§ **What the task asks**:
Transcribe the listing verbatim. Do not carry over any pictures.

··· Entries

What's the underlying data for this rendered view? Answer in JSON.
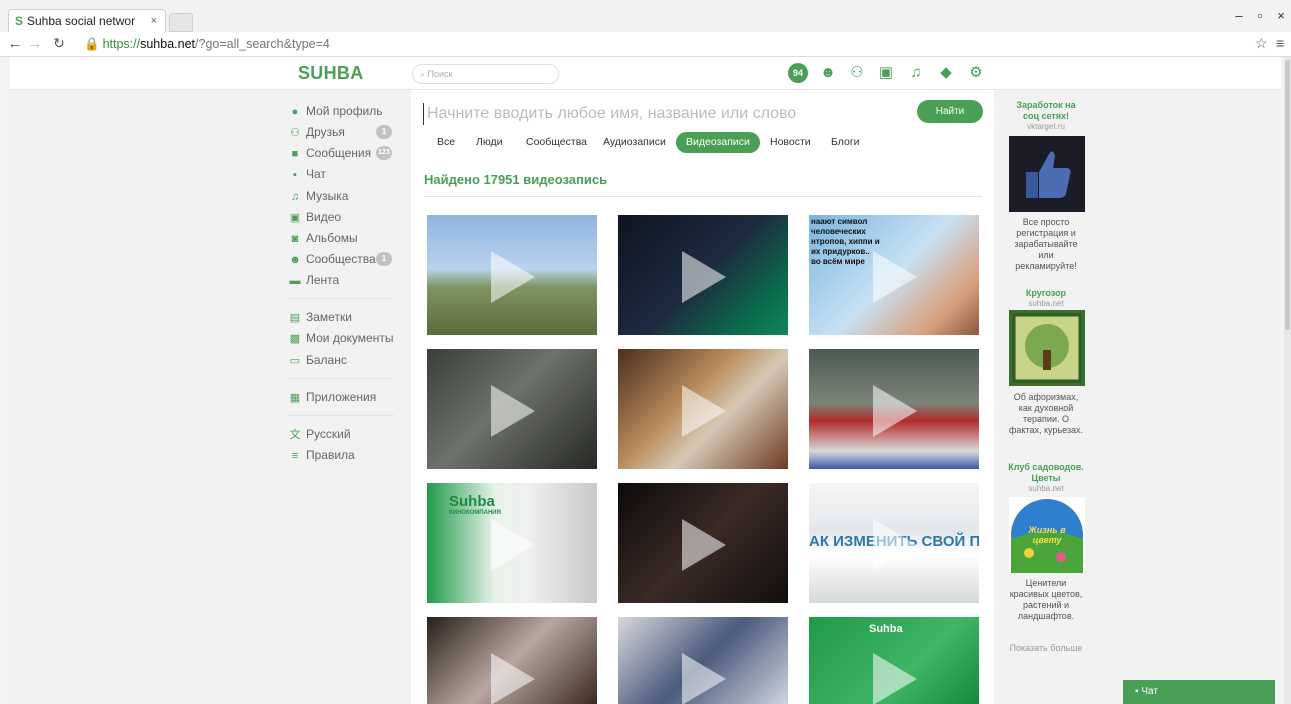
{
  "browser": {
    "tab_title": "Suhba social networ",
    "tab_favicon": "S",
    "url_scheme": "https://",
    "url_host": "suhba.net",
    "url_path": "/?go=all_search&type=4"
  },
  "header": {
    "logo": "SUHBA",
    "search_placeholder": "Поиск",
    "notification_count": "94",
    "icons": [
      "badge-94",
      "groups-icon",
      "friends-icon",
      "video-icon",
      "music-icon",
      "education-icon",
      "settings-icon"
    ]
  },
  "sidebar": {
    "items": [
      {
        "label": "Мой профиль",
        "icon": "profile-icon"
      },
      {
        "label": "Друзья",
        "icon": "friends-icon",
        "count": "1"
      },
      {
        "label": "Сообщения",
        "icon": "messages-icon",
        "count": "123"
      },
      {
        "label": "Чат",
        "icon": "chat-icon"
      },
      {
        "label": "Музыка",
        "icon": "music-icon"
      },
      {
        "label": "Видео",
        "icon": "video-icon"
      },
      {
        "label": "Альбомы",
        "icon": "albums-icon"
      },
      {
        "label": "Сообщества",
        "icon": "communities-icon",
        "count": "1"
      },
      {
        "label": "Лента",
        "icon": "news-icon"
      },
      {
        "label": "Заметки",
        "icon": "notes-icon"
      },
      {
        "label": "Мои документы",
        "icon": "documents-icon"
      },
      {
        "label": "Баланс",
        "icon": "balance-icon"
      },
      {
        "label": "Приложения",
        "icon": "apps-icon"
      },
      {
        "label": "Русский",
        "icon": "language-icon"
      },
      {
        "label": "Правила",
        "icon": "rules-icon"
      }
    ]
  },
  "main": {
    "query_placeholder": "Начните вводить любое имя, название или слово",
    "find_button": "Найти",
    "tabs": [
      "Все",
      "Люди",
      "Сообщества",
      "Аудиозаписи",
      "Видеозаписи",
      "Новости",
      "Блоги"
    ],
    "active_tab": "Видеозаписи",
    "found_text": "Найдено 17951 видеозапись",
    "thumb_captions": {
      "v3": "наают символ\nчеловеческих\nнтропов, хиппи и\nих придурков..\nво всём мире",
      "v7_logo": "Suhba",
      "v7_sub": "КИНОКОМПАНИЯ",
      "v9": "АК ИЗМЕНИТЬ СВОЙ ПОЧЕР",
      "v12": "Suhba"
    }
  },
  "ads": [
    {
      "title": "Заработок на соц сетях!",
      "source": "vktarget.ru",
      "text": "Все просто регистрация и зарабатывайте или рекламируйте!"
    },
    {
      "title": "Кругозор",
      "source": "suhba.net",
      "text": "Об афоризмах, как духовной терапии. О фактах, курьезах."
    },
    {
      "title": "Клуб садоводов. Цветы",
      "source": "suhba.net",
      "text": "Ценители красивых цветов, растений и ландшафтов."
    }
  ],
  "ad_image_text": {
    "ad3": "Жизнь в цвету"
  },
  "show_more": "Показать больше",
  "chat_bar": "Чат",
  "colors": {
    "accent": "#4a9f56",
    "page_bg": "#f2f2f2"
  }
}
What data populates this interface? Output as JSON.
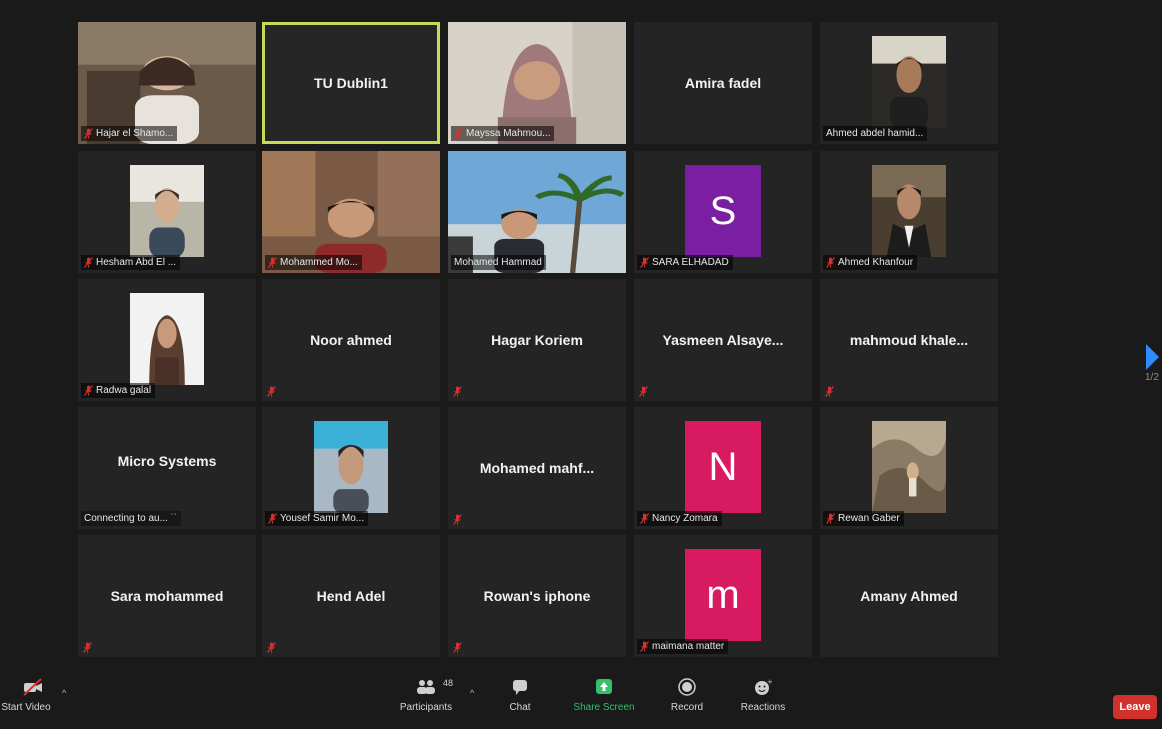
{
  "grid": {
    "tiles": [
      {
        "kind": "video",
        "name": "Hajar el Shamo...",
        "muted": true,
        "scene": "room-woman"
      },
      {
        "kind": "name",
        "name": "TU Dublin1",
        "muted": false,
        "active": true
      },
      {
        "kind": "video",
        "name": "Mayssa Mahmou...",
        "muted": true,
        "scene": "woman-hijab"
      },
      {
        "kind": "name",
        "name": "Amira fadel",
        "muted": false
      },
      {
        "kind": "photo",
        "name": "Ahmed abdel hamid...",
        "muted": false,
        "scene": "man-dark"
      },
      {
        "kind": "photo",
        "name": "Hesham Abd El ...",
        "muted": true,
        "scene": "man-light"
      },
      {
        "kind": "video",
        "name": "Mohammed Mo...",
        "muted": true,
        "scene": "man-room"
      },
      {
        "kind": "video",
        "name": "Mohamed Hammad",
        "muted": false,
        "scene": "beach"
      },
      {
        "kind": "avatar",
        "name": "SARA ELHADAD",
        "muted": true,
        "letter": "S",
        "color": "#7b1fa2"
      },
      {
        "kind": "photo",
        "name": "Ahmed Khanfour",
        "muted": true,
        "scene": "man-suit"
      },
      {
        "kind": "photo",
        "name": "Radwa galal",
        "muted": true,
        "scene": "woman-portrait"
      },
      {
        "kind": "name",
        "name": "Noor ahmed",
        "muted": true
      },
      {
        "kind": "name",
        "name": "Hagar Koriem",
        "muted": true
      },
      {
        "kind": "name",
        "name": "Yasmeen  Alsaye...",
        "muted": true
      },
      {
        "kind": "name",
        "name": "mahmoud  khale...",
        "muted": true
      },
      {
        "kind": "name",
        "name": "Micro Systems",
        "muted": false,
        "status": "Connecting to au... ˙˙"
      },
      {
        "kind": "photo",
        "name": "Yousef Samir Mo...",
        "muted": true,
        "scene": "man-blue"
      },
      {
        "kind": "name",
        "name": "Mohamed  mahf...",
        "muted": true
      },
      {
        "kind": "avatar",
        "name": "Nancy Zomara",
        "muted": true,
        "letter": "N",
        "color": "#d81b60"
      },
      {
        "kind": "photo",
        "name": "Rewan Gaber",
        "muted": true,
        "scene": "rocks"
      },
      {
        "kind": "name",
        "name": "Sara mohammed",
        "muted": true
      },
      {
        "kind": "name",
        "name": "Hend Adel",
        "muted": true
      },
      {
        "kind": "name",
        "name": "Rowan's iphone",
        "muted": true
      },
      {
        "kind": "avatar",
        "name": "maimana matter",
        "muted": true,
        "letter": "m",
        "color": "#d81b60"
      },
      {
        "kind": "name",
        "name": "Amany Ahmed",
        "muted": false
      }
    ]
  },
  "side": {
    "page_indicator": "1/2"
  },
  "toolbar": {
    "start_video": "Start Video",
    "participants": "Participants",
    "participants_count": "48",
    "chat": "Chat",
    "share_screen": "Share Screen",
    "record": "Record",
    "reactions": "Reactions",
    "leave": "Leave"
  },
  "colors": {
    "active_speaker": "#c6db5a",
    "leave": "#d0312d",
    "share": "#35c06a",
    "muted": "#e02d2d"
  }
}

······

§ **Answer to the exercise**:
What's the underlying data for this rendered view? Answer in JSON.
{
  "browser": {
    "tab_title": "Suhba social networ",
    "tab_favicon": "S",
    "url_scheme": "https://",
    "url_host": "suhba.net",
    "url_path": "/?go=all_search&type=4"
  },
  "header": {
    "logo": "SUHBA",
    "search_placeholder": "Поиск",
    "notification_count": "94",
    "icons": [
      "badge-94",
      "groups-icon",
      "friends-icon",
      "video-icon",
      "music-icon",
      "education-icon",
      "settings-icon"
    ]
  },
  "sidebar": {
    "items": [
      {
        "label": "Мой профиль",
        "icon": "profile-icon"
      },
      {
        "label": "Друзья",
        "icon": "friends-icon",
        "count": "1"
      },
      {
        "label": "Сообщения",
        "icon": "messages-icon",
        "count": "123"
      },
      {
        "label": "Чат",
        "icon": "chat-icon"
      },
      {
        "label": "Музыка",
        "icon": "music-icon"
      },
      {
        "label": "Видео",
        "icon": "video-icon"
      },
      {
        "label": "Альбомы",
        "icon": "albums-icon"
      },
      {
        "label": "Сообщества",
        "icon": "communities-icon",
        "count": "1"
      },
      {
        "label": "Лента",
        "icon": "news-icon"
      },
      {
        "label": "Заметки",
        "icon": "notes-icon"
      },
      {
        "label": "Мои документы",
        "icon": "documents-icon"
      },
      {
        "label": "Баланс",
        "icon": "balance-icon"
      },
      {
        "label": "Приложения",
        "icon": "apps-icon"
      },
      {
        "label": "Русский",
        "icon": "language-icon"
      },
      {
        "label": "Правила",
        "icon": "rules-icon"
      }
    ]
  },
  "main": {
    "query_placeholder": "Начните вводить любое имя, название или слово",
    "find_button": "Найти",
    "tabs": [
      "Все",
      "Люди",
      "Сообщества",
      "Аудиозаписи",
      "Видеозаписи",
      "Новости",
      "Блоги"
    ],
    "active_tab": "Видеозаписи",
    "found_text": "Найдено 17951 видеозапись",
    "thumb_captions": {
      "v3": "наают символ\nчеловеческих\nнтропов, хиппи и\nих придурков..\nво всём мире",
      "v7_logo": "Suhba",
      "v7_sub": "КИНОКОМПАНИЯ",
      "v9": "АК ИЗМЕНИТЬ СВОЙ ПОЧЕР",
      "v12": "Suhba"
    }
  },
  "ads": [
    {
      "title": "Заработок на соц сетях!",
      "source": "vktarget.ru",
      "text": "Все просто регистрация и зарабатывайте или рекламируйте!"
    },
    {
      "title": "Кругозор",
      "source": "suhba.net",
      "text": "Об афоризмах, как духовной терапии. О фактах, курьезах."
    },
    {
      "title": "Клуб садоводов. Цветы",
      "source": "suhba.net",
      "text": "Ценители красивых цветов, растений и ландшафтов."
    }
  ],
  "ad_image_text": {
    "ad3": "Жизнь в цвету"
  },
  "show_more": "Показать больше",
  "chat_bar": "Чат",
  "colors": {
    "accent": "#4a9f56",
    "page_bg": "#f2f2f2"
  }
}
What data populates this interface? Output as JSON.
{
  "grid": {
    "tiles": [
      {
        "kind": "video",
        "name": "Hajar el Shamo...",
        "muted": true,
        "scene": "room-woman"
      },
      {
        "kind": "name",
        "name": "TU Dublin1",
        "muted": false,
        "active": true
      },
      {
        "kind": "video",
        "name": "Mayssa Mahmou...",
        "muted": true,
        "scene": "woman-hijab"
      },
      {
        "kind": "name",
        "name": "Amira fadel",
        "muted": false
      },
      {
        "kind": "photo",
        "name": "Ahmed abdel hamid...",
        "muted": false,
        "scene": "man-dark"
      },
      {
        "kind": "photo",
        "name": "Hesham Abd El ...",
        "muted": true,
        "scene": "man-light"
      },
      {
        "kind": "video",
        "name": "Mohammed Mo...",
        "muted": true,
        "scene": "man-room"
      },
      {
        "kind": "video",
        "name": "Mohamed Hammad",
        "muted": false,
        "scene": "beach"
      },
      {
        "kind": "avatar",
        "name": "SARA ELHADAD",
        "muted": true,
        "letter": "S",
        "color": "#7b1fa2"
      },
      {
        "kind": "photo",
        "name": "Ahmed Khanfour",
        "muted": true,
        "scene": "man-suit"
      },
      {
        "kind": "photo",
        "name": "Radwa galal",
        "muted": true,
        "scene": "woman-portrait"
      },
      {
        "kind": "name",
        "name": "Noor ahmed",
        "muted": true
      },
      {
        "kind": "name",
        "name": "Hagar Koriem",
        "muted": true
      },
      {
        "kind": "name",
        "name": "Yasmeen  Alsaye...",
        "muted": true
      },
      {
        "kind": "name",
        "name": "mahmoud  khale...",
        "muted": true
      },
      {
        "kind": "name",
        "name": "Micro Systems",
        "muted": false,
        "status": "Connecting to au... ˙˙"
      },
      {
        "kind": "photo",
        "name": "Yousef Samir Mo...",
        "muted": true,
        "scene": "man-blue"
      },
      {
        "kind": "name",
        "name": "Mohamed  mahf...",
        "muted": true
      },
      {
        "kind": "avatar",
        "name": "Nancy Zomara",
        "muted": true,
        "letter": "N",
        "color": "#d81b60"
      },
      {
        "kind": "photo",
        "name": "Rewan Gaber",
        "muted": true,
        "scene": "rocks"
      },
      {
        "kind": "name",
        "name": "Sara mohammed",
        "muted": true
      },
      {
        "kind": "name",
        "name": "Hend Adel",
        "muted": true
      },
      {
        "kind": "name",
        "name": "Rowan's iphone",
        "muted": true
      },
      {
        "kind": "avatar",
        "name": "maimana matter",
        "muted": true,
        "letter": "m",
        "color": "#d81b60"
      },
      {
        "kind": "name",
        "name": "Amany Ahmed",
        "muted": false
      }
    ]
  },
  "side": {
    "page_indicator": "1/2"
  },
  "toolbar": {
    "start_video": "Start Video",
    "participants": "Participants",
    "participants_count": "48",
    "chat": "Chat",
    "share_screen": "Share Screen",
    "record": "Record",
    "reactions": "Reactions",
    "leave": "Leave"
  },
  "colors": {
    "active_speaker": "#c6db5a",
    "leave": "#d0312d",
    "share": "#35c06a",
    "muted": "#e02d2d"
  }
}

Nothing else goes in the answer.